• **WHAT YOU WILL DO**: Output all entries verbatim. Skip pictures.

• **Records about charts and figures**:

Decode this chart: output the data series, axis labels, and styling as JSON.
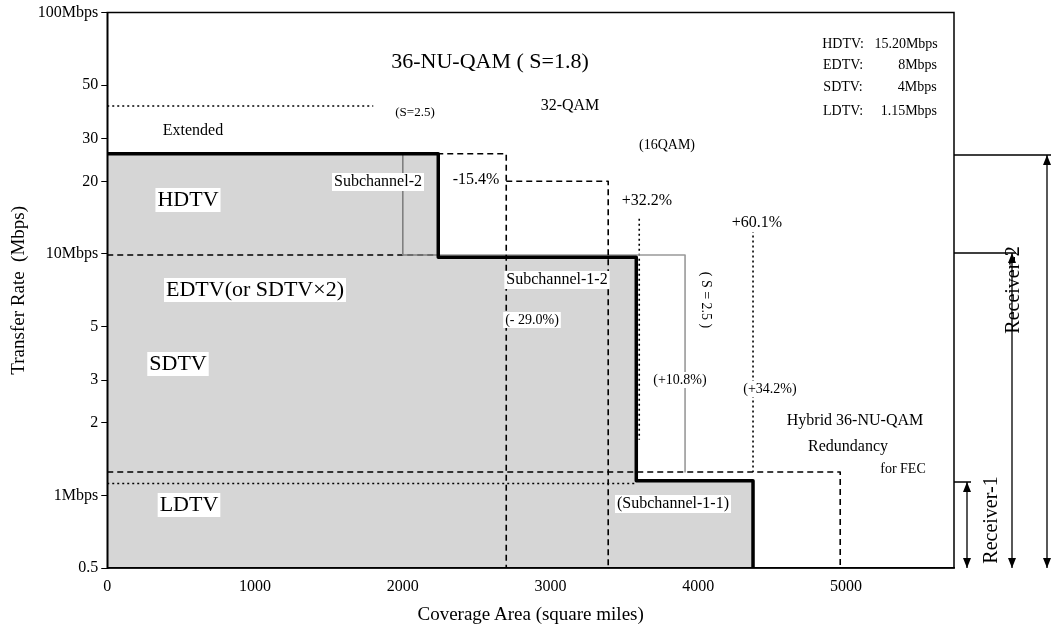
{
  "chart_data": {
    "type": "line",
    "xlabel": "Coverage Area (square miles)",
    "ylabel": "Transfer Rate  (Mbps)",
    "xlim": [
      0,
      5730
    ],
    "xticks": [
      0,
      1000,
      2000,
      3000,
      4000,
      5000
    ],
    "ylim": [
      0.5,
      100
    ],
    "yticks": [
      0.5,
      {
        "value": 1,
        "label": "1Mbps"
      },
      2,
      3,
      5,
      {
        "value": 10,
        "label": "10Mbps"
      },
      20,
      30,
      50,
      {
        "value": 100,
        "label": "100Mbps"
      }
    ],
    "log": "y",
    "grid": false,
    "legend": false,
    "marker": "none",
    "series": [
      {
        "type": "area",
        "color": "#000000",
        "x": [
          0,
          2240,
          2240,
          3580,
          3580,
          4370,
          4370
        ],
        "values": [
          26,
          26,
          9.7,
          9.7,
          1.15,
          1.15,
          0.5
        ]
      },
      {
        "color": "#000000",
        "line_style": "dashed",
        "x": [
          0,
          2700,
          2700
        ],
        "values": [
          26,
          26,
          0.5
        ]
      },
      {
        "color": "#000000",
        "line_style": "dashed",
        "x": [
          2700,
          3390,
          3390
        ],
        "values": [
          20,
          20,
          0.5
        ]
      },
      {
        "color": "#999999",
        "line_style": "solid",
        "x": [
          2000,
          2000,
          3910,
          3910
        ],
        "values": [
          26,
          9.9,
          9.9,
          1.25
        ]
      },
      {
        "color": "#000000",
        "line_style": "dotted",
        "x": [
          0,
          1800
        ],
        "values": [
          41,
          41
        ]
      },
      {
        "color": "#000000",
        "line_style": "dashed",
        "x": [
          0,
          2240
        ],
        "values": [
          9.9,
          9.9
        ]
      },
      {
        "color": "#000000",
        "line_style": "dashed",
        "x": [
          0,
          4960,
          4960
        ],
        "values": [
          1.25,
          1.25,
          0.5
        ]
      },
      {
        "color": "#000000",
        "line_style": "dotted",
        "x": [
          0,
          3580
        ],
        "values": [
          1.12,
          1.12
        ]
      },
      {
        "color": "#000000",
        "line_style": "dotted",
        "x": [
          3600,
          3600
        ],
        "values": [
          14,
          1.7
        ]
      },
      {
        "color": "#000000",
        "line_style": "dotted",
        "x": [
          4370,
          4370
        ],
        "values": [
          12.5,
          1.25
        ]
      }
    ],
    "annotations": [
      "36-NU-QAM ( S=1.8)",
      "32-QAM",
      "(16QAM)",
      "(S=2.5)",
      "Extended",
      "HDTV",
      "Subchannel-2",
      "-15.4%",
      "+32.2%",
      "+60.1%",
      "EDTV(or SDTV×2)",
      "Subchannel-1-2",
      "( S = 2.5 )",
      "(- 29.0%)",
      "SDTV",
      "(+10.8%)",
      "(+34.2%)",
      "Hybrid 36-NU-QAM",
      "Redundancy",
      "for FEC",
      "(Subchannel-1-1)",
      "LDTV",
      "HDTV:   15.20Mbps",
      "EDTV:          8Mbps",
      "SDTV:          4Mbps",
      "LDTV:     1.15Mbps",
      "Receiver-1",
      "Receiver-2"
    ]
  }
}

• **SOLUTION TO THIS EXERCISE**:
Decode this chart: output the data series, axis labels, and styling as JSON.
{
  "chart_data": {
    "type": "line",
    "xlabel": "Coverage Area (square miles)",
    "ylabel": "Transfer Rate  (Mbps)",
    "xlim": [
      0,
      5730
    ],
    "xticks": [
      0,
      1000,
      2000,
      3000,
      4000,
      5000
    ],
    "ylim": [
      0.5,
      100
    ],
    "yticks": [
      0.5,
      {
        "value": 1,
        "label": "1Mbps"
      },
      2,
      3,
      5,
      {
        "value": 10,
        "label": "10Mbps"
      },
      20,
      30,
      50,
      {
        "value": 100,
        "label": "100Mbps"
      }
    ],
    "log": "y",
    "grid": false,
    "legend": false,
    "marker": "none",
    "series": [
      {
        "type": "area",
        "color": "#000000",
        "x": [
          0,
          2240,
          2240,
          3580,
          3580,
          4370,
          4370
        ],
        "values": [
          26,
          26,
          9.7,
          9.7,
          1.15,
          1.15,
          0.5
        ]
      },
      {
        "color": "#000000",
        "line_style": "dashed",
        "x": [
          0,
          2700,
          2700
        ],
        "values": [
          26,
          26,
          0.5
        ]
      },
      {
        "color": "#000000",
        "line_style": "dashed",
        "x": [
          2700,
          3390,
          3390
        ],
        "values": [
          20,
          20,
          0.5
        ]
      },
      {
        "color": "#999999",
        "line_style": "solid",
        "x": [
          2000,
          2000,
          3910,
          3910
        ],
        "values": [
          26,
          9.9,
          9.9,
          1.25
        ]
      },
      {
        "color": "#000000",
        "line_style": "dotted",
        "x": [
          0,
          1800
        ],
        "values": [
          41,
          41
        ]
      },
      {
        "color": "#000000",
        "line_style": "dashed",
        "x": [
          0,
          2240
        ],
        "values": [
          9.9,
          9.9
        ]
      },
      {
        "color": "#000000",
        "line_style": "dashed",
        "x": [
          0,
          4960,
          4960
        ],
        "values": [
          1.25,
          1.25,
          0.5
        ]
      },
      {
        "color": "#000000",
        "line_style": "dotted",
        "x": [
          0,
          3580
        ],
        "values": [
          1.12,
          1.12
        ]
      },
      {
        "color": "#000000",
        "line_style": "dotted",
        "x": [
          3600,
          3600
        ],
        "values": [
          14,
          1.7
        ]
      },
      {
        "color": "#000000",
        "line_style": "dotted",
        "x": [
          4370,
          4370
        ],
        "values": [
          12.5,
          1.25
        ]
      }
    ],
    "annotations": [
      "36-NU-QAM ( S=1.8)",
      "32-QAM",
      "(16QAM)",
      "(S=2.5)",
      "Extended",
      "HDTV",
      "Subchannel-2",
      "-15.4%",
      "+32.2%",
      "+60.1%",
      "EDTV(or SDTV×2)",
      "Subchannel-1-2",
      "( S = 2.5 )",
      "(- 29.0%)",
      "SDTV",
      "(+10.8%)",
      "(+34.2%)",
      "Hybrid 36-NU-QAM",
      "Redundancy",
      "for FEC",
      "(Subchannel-1-1)",
      "LDTV",
      "HDTV:   15.20Mbps",
      "EDTV:          8Mbps",
      "SDTV:          4Mbps",
      "LDTV:     1.15Mbps",
      "Receiver-1",
      "Receiver-2"
    ]
  }
}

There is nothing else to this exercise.